▸ **Provided information**:
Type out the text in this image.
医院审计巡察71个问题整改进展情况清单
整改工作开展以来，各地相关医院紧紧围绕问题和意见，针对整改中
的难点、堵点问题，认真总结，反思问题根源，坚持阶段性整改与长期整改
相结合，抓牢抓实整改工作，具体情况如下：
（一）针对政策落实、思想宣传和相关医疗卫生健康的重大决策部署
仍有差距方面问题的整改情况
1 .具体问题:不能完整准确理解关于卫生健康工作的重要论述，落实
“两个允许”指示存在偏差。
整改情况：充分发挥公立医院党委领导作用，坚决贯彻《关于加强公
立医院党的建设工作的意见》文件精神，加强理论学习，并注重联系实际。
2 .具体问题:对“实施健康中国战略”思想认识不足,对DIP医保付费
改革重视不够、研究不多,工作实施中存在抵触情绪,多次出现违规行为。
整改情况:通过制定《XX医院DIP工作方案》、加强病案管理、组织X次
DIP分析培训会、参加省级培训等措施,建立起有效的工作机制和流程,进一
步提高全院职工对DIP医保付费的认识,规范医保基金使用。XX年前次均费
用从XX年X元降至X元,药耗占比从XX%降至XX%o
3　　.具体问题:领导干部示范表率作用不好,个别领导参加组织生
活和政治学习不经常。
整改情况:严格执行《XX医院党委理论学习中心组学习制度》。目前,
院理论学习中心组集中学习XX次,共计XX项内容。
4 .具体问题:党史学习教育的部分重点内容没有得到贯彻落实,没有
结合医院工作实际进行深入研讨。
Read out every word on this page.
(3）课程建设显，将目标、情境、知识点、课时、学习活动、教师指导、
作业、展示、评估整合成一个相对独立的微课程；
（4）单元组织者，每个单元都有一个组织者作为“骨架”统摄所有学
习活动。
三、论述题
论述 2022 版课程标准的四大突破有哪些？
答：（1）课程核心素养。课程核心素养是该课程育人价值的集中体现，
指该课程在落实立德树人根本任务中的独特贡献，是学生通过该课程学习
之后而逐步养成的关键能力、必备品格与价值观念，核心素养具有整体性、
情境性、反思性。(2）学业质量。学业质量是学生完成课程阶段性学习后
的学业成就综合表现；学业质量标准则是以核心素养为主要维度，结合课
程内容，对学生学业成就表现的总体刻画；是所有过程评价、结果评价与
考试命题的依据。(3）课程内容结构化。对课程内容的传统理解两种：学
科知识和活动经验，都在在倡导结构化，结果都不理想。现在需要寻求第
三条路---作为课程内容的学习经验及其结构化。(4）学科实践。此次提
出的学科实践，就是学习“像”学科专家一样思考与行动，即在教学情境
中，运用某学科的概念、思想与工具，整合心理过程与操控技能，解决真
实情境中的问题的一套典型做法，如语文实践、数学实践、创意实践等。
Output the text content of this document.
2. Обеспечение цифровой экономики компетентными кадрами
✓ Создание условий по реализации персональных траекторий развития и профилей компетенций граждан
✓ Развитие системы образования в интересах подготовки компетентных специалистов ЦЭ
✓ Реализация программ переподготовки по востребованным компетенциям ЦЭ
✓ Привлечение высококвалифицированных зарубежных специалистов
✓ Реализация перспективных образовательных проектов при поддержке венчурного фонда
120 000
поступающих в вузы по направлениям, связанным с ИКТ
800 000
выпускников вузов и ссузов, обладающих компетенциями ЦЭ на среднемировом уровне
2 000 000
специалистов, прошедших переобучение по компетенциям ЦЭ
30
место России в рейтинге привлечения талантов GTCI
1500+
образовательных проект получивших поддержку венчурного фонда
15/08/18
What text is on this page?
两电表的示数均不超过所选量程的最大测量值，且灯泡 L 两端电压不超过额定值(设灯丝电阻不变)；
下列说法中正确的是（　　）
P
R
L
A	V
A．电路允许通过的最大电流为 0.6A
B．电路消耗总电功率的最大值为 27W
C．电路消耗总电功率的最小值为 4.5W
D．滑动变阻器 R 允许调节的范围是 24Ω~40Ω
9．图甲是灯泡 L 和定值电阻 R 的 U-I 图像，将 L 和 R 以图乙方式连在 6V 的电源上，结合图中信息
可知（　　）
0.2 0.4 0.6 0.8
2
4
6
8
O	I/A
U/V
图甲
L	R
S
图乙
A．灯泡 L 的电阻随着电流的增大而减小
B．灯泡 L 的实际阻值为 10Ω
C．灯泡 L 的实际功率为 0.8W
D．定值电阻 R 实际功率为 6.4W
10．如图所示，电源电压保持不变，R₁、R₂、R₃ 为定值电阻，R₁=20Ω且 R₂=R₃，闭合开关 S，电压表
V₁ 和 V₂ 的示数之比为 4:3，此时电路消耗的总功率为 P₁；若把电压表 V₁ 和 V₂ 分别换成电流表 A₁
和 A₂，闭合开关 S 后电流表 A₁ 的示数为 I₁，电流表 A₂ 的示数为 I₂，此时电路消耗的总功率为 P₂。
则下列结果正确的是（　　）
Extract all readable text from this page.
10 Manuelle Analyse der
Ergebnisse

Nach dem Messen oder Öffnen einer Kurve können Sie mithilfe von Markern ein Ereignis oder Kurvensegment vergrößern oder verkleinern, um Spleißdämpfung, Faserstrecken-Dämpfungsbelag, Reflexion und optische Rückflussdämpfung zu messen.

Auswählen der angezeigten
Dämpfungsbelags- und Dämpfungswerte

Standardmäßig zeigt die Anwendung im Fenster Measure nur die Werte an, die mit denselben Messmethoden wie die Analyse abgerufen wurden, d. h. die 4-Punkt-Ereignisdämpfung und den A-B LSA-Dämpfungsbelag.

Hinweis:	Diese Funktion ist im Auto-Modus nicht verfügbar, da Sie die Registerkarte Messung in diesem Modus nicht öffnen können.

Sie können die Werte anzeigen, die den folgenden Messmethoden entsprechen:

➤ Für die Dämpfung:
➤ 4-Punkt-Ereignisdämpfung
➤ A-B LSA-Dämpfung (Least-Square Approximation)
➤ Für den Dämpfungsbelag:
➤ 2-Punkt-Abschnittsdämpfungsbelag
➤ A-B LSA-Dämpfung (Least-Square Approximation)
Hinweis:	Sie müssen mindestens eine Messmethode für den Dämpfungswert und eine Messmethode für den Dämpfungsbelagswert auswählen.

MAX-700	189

▸ **The task**: Transcribe each record exactly. Leave nothing out.

▸ **Written solution**:
Type out the text in this image.
医院审计巡察71个问题整改进展情况清单
整改工作开展以来，各地相关医院紧紧围绕问题和意见，针对整改中
的难点、堵点问题，认真总结，反思问题根源，坚持阶段性整改与长期整改
相结合，抓牢抓实整改工作，具体情况如下：
（一）针对政策落实、思想宣传和相关医疗卫生健康的重大决策部署
仍有差距方面问题的整改情况
1 .具体问题:不能完整准确理解关于卫生健康工作的重要论述，落实
“两个允许”指示存在偏差。
整改情况：充分发挥公立医院党委领导作用，坚决贯彻《关于加强公
立医院党的建设工作的意见》文件精神，加强理论学习，并注重联系实际。
2 .具体问题:对“实施健康中国战略”思想认识不足,对DIP医保付费
改革重视不够、研究不多,工作实施中存在抵触情绪,多次出现违规行为。
整改情况:通过制定《XX医院DIP工作方案》、加强病案管理、组织X次
DIP分析培训会、参加省级培训等措施,建立起有效的工作机制和流程,进一
步提高全院职工对DIP医保付费的认识,规范医保基金使用。XX年前次均费
用从XX年X元降至X元,药耗占比从XX%降至XX%o
3　　.具体问题:领导干部示范表率作用不好,个别领导参加组织生
活和政治学习不经常。
整改情况:严格执行《XX医院党委理论学习中心组学习制度》。目前,
院理论学习中心组集中学习XX次,共计XX项内容。
4 .具体问题:党史学习教育的部分重点内容没有得到贯彻落实,没有
结合医院工作实际进行深入研讨。
Read out every word on this page.
(3）课程建设显，将目标、情境、知识点、课时、学习活动、教师指导、
作业、展示、评估整合成一个相对独立的微课程；
（4）单元组织者，每个单元都有一个组织者作为“骨架”统摄所有学
习活动。
三、论述题
论述 2022 版课程标准的四大突破有哪些？
答：（1）课程核心素养。课程核心素养是该课程育人价值的集中体现，
指该课程在落实立德树人根本任务中的独特贡献，是学生通过该课程学习
之后而逐步养成的关键能力、必备品格与价值观念，核心素养具有整体性、
情境性、反思性。(2）学业质量。学业质量是学生完成课程阶段性学习后
的学业成就综合表现；学业质量标准则是以核心素养为主要维度，结合课
程内容，对学生学业成就表现的总体刻画；是所有过程评价、结果评价与
考试命题的依据。(3）课程内容结构化。对课程内容的传统理解两种：学
科知识和活动经验，都在在倡导结构化，结果都不理想。现在需要寻求第
三条路---作为课程内容的学习经验及其结构化。(4）学科实践。此次提
出的学科实践，就是学习“像”学科专家一样思考与行动，即在教学情境
中，运用某学科的概念、思想与工具，整合心理过程与操控技能，解决真
实情境中的问题的一套典型做法，如语文实践、数学实践、创意实践等。
Output the text content of this document.
2. Обеспечение цифровой экономики компетентными кадрами
✓ Создание условий по реализации персональных траекторий развития и профилей компетенций граждан
✓ Развитие системы образования в интересах подготовки компетентных специалистов ЦЭ
✓ Реализация программ переподготовки по востребованным компетенциям ЦЭ
✓ Привлечение высококвалифицированных зарубежных специалистов
✓ Реализация перспективных образовательных проектов при поддержке венчурного фонда
120 000
поступающих в вузы по направлениям, связанным с ИКТ
800 000
выпускников вузов и ссузов, обладающих компетенциями ЦЭ на среднемировом уровне
2 000 000
специалистов, прошедших переобучение по компетенциям ЦЭ
30
место России в рейтинге привлечения талантов GTCI
1500+
образовательных проект получивших поддержку венчурного фонда
15/08/18
What text is on this page?
两电表的示数均不超过所选量程的最大测量值，且灯泡 L 两端电压不超过额定值(设灯丝电阻不变)；
下列说法中正确的是（　　）
P
R
L
A	V
A．电路允许通过的最大电流为 0.6A
B．电路消耗总电功率的最大值为 27W
C．电路消耗总电功率的最小值为 4.5W
D．滑动变阻器 R 允许调节的范围是 24Ω~40Ω
9．图甲是灯泡 L 和定值电阻 R 的 U-I 图像，将 L 和 R 以图乙方式连在 6V 的电源上，结合图中信息
可知（　　）
0.2 0.4 0.6 0.8
2
4
6
8
O	I/A
U/V
图甲
L	R
S
图乙
A．灯泡 L 的电阻随着电流的增大而减小
B．灯泡 L 的实际阻值为 10Ω
C．灯泡 L 的实际功率为 0.8W
D．定值电阻 R 实际功率为 6.4W
10．如图所示，电源电压保持不变，R₁、R₂、R₃ 为定值电阻，R₁=20Ω且 R₂=R₃，闭合开关 S，电压表
V₁ 和 V₂ 的示数之比为 4:3，此时电路消耗的总功率为 P₁；若把电压表 V₁ 和 V₂ 分别换成电流表 A₁
和 A₂，闭合开关 S 后电流表 A₁ 的示数为 I₁，电流表 A₂ 的示数为 I₂，此时电路消耗的总功率为 P₂。
则下列结果正确的是（　　）
Extract all readable text from this page.
10 Manuelle Analyse der
Ergebnisse

Nach dem Messen oder Öffnen einer Kurve können Sie mithilfe von Markern ein Ereignis oder Kurvensegment vergrößern oder verkleinern, um Spleißdämpfung, Faserstrecken-Dämpfungsbelag, Reflexion und optische Rückflussdämpfung zu messen.

Auswählen der angezeigten
Dämpfungsbelags- und Dämpfungswerte

Standardmäßig zeigt die Anwendung im Fenster Measure nur die Werte an, die mit denselben Messmethoden wie die Analyse abgerufen wurden, d. h. die 4-Punkt-Ereignisdämpfung und den A-B LSA-Dämpfungsbelag.

Hinweis:	Diese Funktion ist im Auto-Modus nicht verfügbar, da Sie die Registerkarte Messung in diesem Modus nicht öffnen können.

Sie können die Werte anzeigen, die den folgenden Messmethoden entsprechen:

➤ Für die Dämpfung:
➤ 4-Punkt-Ereignisdämpfung
➤ A-B LSA-Dämpfung (Least-Square Approximation)
➤ Für den Dämpfungsbelag:
➤ 2-Punkt-Abschnittsdämpfungsbelag
➤ A-B LSA-Dämpfung (Least-Square Approximation)
Hinweis:	Sie müssen mindestens eine Messmethode für den Dämpfungswert und eine Messmethode für den Dämpfungsbelagswert auswählen.

MAX-700	189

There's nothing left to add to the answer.